_TASK OBJECTIVE_
All lines featuring the string "that" are to be listed.

_TASK INPUTS_
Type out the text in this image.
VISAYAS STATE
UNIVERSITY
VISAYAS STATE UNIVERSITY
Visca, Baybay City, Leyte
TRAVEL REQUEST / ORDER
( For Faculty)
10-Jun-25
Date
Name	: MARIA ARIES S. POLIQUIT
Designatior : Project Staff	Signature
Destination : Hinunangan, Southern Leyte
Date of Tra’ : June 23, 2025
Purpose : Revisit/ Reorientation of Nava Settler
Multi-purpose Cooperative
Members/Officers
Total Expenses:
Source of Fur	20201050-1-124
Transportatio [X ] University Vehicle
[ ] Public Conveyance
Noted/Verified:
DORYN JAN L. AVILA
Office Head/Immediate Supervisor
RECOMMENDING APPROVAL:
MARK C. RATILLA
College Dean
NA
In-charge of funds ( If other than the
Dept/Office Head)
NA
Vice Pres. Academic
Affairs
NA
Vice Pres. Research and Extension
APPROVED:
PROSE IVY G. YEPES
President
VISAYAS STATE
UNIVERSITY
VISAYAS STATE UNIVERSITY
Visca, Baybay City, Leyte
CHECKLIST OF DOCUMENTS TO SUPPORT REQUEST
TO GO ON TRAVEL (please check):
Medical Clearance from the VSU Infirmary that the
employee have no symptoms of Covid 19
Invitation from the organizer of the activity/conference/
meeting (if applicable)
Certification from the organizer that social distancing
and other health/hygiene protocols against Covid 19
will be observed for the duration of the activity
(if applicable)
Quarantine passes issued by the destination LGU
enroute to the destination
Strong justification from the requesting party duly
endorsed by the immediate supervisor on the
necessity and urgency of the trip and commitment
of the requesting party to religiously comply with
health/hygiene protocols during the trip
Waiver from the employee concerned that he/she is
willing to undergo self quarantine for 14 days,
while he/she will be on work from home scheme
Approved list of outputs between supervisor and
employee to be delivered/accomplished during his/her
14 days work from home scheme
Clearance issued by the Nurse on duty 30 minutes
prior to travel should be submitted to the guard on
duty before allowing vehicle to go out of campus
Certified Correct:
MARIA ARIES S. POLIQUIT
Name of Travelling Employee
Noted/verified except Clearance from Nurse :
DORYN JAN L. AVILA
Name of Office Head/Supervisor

_SOLUTION TO THIS PROBLEM_
Medical Clearance from the VSU Infirmary that the
Certification from the organizer that social distancing
Waiver from the employee concerned that he/she is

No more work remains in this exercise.